* **Entries provided**:

— BEGIN —

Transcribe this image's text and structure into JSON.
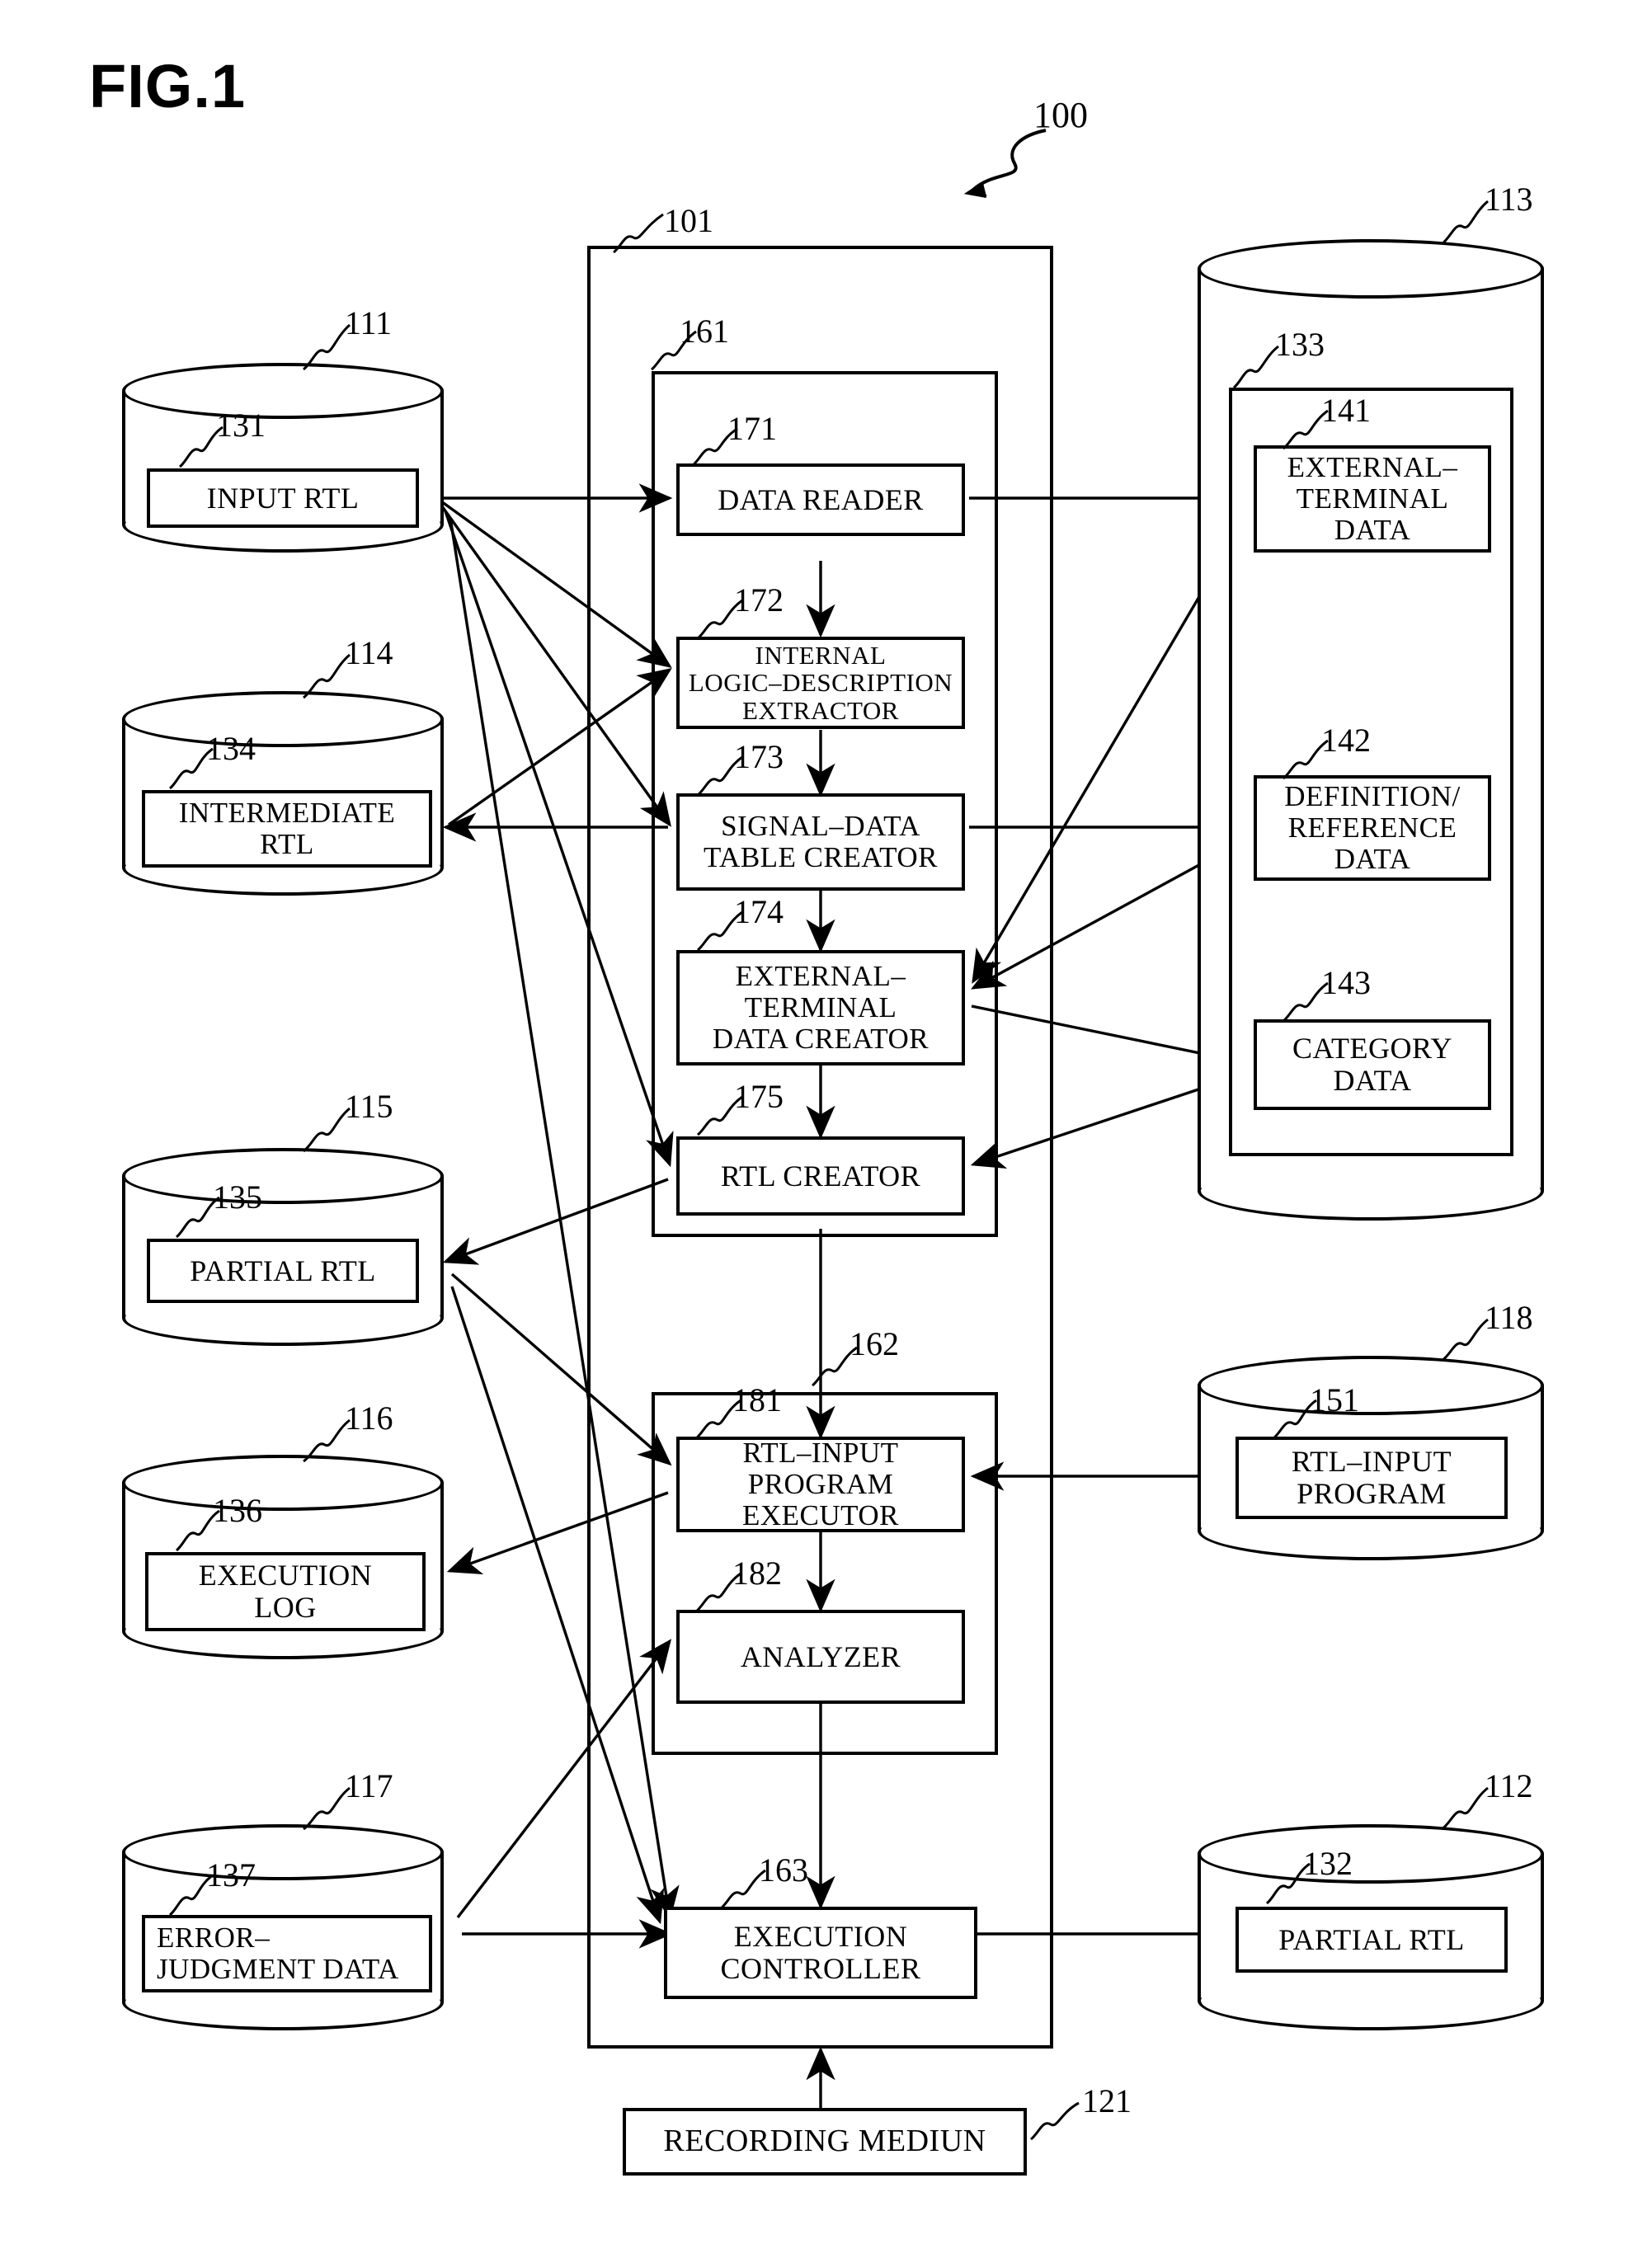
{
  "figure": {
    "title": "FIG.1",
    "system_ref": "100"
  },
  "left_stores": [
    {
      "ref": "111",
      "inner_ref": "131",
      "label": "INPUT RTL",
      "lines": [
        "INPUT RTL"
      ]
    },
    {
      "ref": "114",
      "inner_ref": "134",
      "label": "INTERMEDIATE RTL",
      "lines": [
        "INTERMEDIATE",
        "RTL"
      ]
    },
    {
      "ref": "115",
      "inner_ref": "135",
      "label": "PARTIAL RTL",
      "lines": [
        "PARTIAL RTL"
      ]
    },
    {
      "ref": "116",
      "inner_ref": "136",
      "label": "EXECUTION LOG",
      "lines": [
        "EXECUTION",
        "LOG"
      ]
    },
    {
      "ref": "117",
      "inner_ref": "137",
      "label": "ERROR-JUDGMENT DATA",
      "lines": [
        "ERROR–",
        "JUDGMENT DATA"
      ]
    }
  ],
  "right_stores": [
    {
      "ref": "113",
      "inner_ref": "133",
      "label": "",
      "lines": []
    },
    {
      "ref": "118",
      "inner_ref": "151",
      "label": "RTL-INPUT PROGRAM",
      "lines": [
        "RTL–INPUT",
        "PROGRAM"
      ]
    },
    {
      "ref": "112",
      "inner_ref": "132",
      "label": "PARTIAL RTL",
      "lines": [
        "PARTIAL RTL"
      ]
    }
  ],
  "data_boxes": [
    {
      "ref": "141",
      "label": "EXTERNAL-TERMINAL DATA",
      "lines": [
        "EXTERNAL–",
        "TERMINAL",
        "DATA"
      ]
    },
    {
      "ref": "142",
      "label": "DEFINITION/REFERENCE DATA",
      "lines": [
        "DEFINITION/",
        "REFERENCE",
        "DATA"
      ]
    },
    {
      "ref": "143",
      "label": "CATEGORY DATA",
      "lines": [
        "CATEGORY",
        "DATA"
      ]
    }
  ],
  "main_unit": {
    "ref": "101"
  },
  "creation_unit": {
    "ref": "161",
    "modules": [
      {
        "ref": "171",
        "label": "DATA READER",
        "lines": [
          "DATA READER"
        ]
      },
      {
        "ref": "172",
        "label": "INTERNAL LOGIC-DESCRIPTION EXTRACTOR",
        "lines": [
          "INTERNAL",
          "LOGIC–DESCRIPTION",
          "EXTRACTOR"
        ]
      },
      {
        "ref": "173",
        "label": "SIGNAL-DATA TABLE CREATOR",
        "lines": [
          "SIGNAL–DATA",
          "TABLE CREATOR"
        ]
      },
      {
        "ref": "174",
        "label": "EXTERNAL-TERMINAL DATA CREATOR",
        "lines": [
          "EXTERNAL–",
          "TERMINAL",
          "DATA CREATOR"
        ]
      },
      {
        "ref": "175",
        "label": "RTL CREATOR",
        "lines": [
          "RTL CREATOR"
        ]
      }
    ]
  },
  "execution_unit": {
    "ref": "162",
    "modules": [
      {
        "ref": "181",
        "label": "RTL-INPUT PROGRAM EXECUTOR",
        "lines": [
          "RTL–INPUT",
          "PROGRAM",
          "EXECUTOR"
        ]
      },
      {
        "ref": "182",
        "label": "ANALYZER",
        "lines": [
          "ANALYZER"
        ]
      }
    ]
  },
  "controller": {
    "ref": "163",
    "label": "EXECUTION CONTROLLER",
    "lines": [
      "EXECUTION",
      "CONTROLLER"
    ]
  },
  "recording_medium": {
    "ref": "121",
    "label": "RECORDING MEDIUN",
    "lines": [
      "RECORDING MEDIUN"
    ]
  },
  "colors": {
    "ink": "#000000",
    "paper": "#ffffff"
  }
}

— END —
— BEGIN —

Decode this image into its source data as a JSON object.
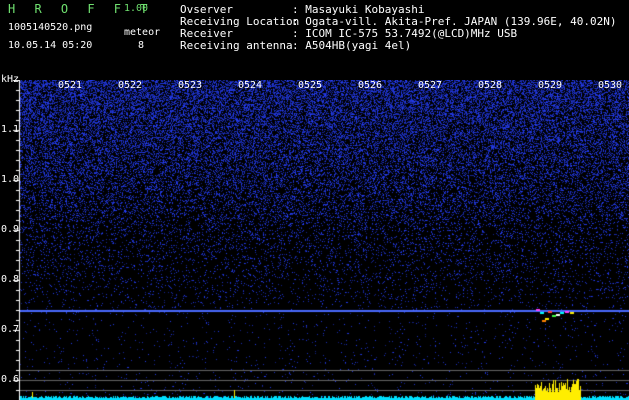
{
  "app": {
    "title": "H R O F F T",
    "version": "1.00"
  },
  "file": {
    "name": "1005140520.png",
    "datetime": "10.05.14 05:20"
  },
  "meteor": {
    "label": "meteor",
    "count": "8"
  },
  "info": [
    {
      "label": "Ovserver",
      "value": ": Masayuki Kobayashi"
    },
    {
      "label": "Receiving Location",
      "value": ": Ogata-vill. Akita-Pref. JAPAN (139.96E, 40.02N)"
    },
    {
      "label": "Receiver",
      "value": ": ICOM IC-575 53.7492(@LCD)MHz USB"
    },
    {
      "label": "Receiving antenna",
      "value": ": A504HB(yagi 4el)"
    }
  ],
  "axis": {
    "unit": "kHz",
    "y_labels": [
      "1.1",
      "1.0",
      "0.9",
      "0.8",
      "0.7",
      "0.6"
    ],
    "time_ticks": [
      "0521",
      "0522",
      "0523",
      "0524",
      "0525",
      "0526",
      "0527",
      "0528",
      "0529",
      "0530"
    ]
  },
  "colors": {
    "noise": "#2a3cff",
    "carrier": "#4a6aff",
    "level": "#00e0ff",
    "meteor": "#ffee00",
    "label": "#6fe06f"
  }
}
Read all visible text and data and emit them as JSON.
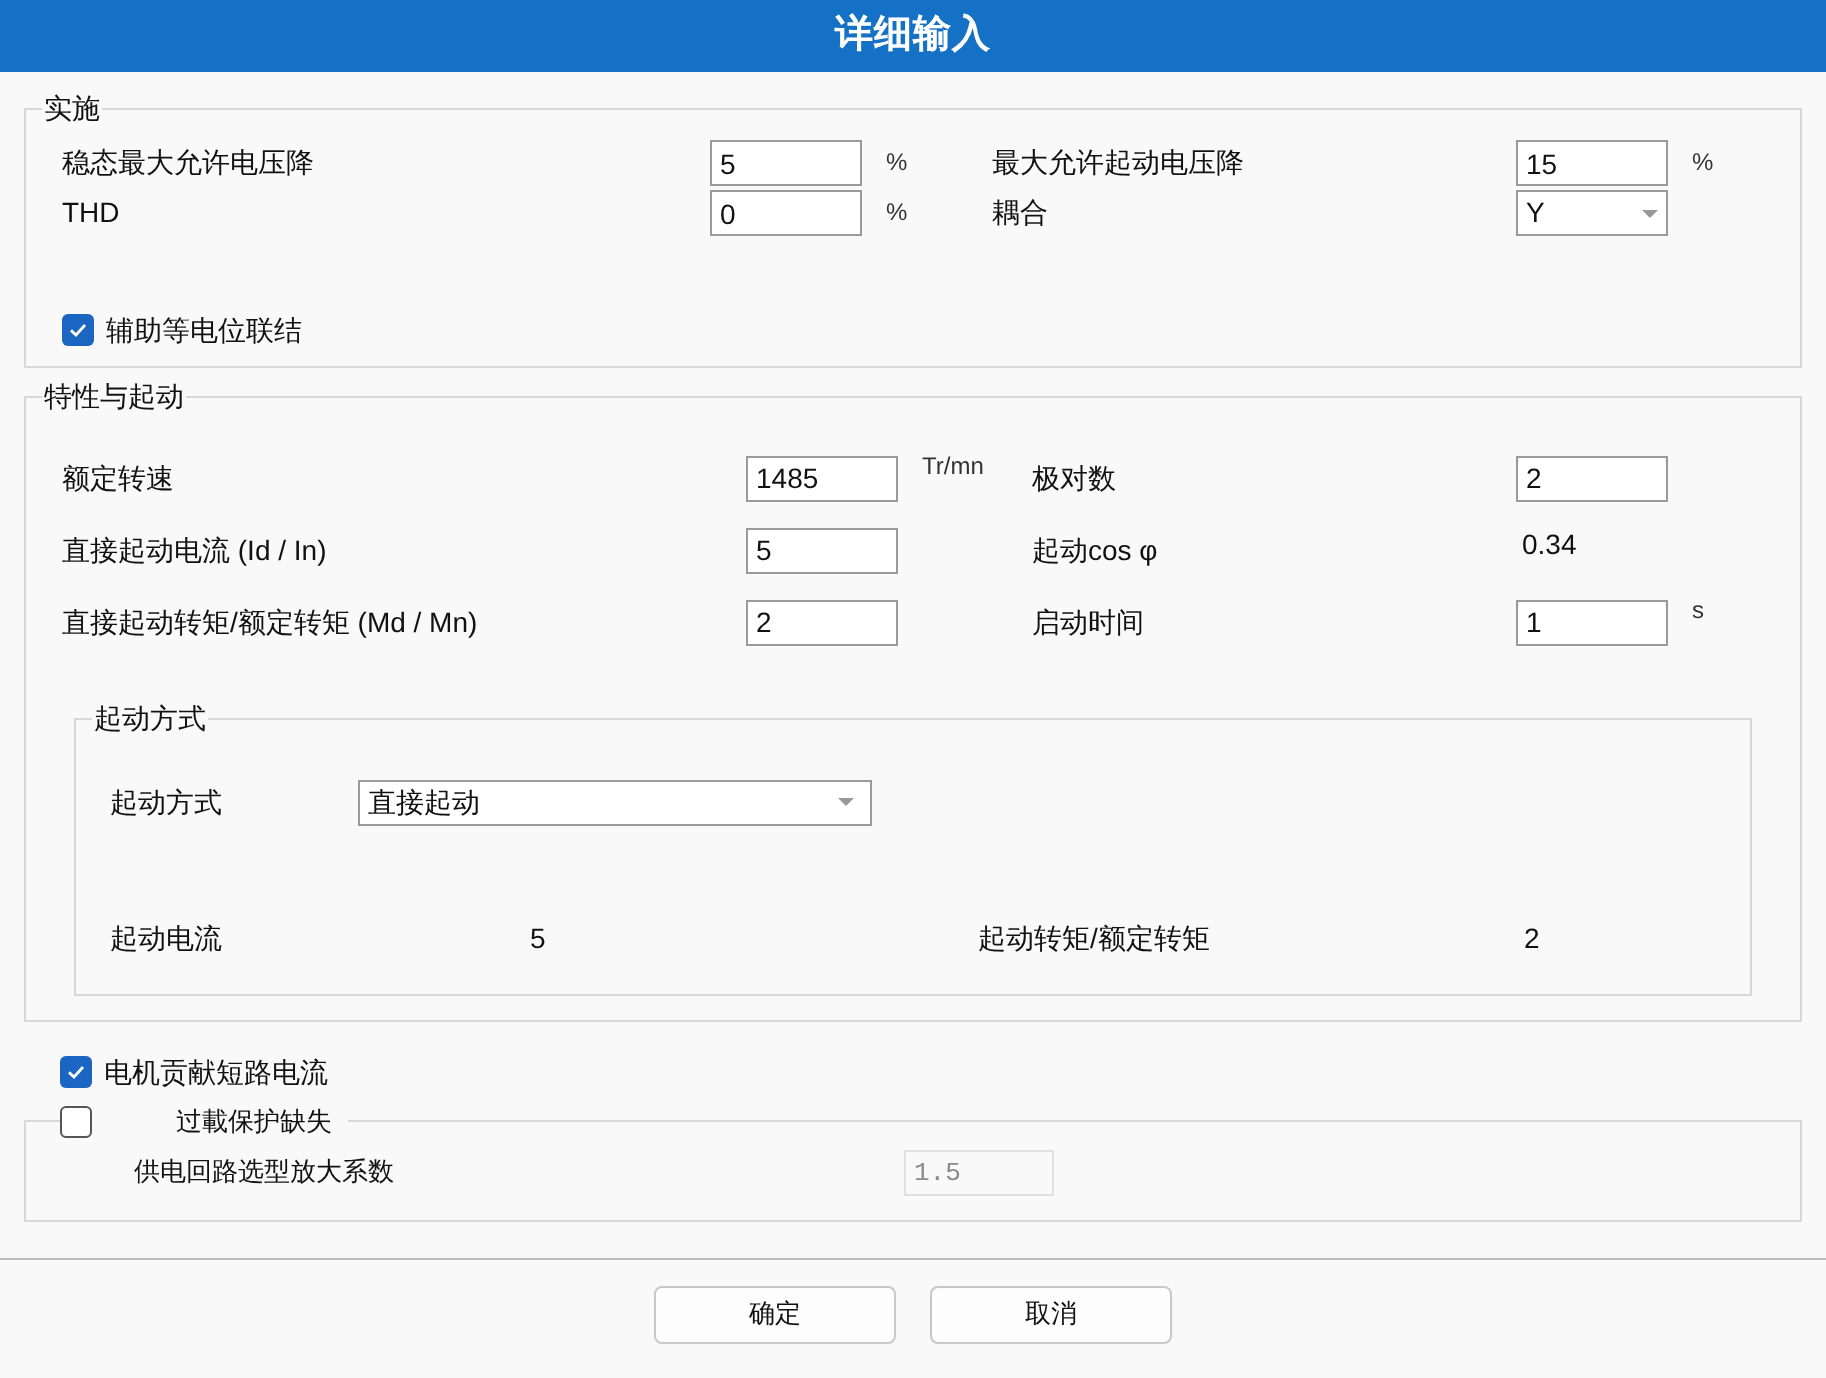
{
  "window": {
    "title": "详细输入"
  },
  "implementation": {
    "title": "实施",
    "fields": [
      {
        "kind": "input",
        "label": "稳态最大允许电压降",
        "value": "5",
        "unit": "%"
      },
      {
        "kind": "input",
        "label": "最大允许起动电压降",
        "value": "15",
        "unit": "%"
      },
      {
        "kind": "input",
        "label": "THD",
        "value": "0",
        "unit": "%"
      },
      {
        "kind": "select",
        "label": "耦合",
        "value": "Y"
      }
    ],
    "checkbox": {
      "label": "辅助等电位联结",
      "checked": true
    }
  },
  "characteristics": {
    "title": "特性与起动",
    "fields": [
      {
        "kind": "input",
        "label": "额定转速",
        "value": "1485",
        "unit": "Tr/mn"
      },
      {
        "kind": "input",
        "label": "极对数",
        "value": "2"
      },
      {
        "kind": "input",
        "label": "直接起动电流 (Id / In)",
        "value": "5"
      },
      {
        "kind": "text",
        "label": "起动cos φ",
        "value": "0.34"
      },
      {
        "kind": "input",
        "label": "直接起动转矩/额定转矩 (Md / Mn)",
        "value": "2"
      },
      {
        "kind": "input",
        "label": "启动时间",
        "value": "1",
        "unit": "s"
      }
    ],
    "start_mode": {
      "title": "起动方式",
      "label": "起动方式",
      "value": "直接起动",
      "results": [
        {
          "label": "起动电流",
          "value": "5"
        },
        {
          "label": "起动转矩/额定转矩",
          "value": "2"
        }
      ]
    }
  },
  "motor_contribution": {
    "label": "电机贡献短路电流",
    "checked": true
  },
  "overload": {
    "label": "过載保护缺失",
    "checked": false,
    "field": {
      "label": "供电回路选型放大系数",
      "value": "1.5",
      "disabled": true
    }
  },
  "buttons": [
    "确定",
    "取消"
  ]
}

— END —

* **Objective**:
Within the entries above, work out how many lines contain the word "into". The number alone is the answer.

* **Task result**:
2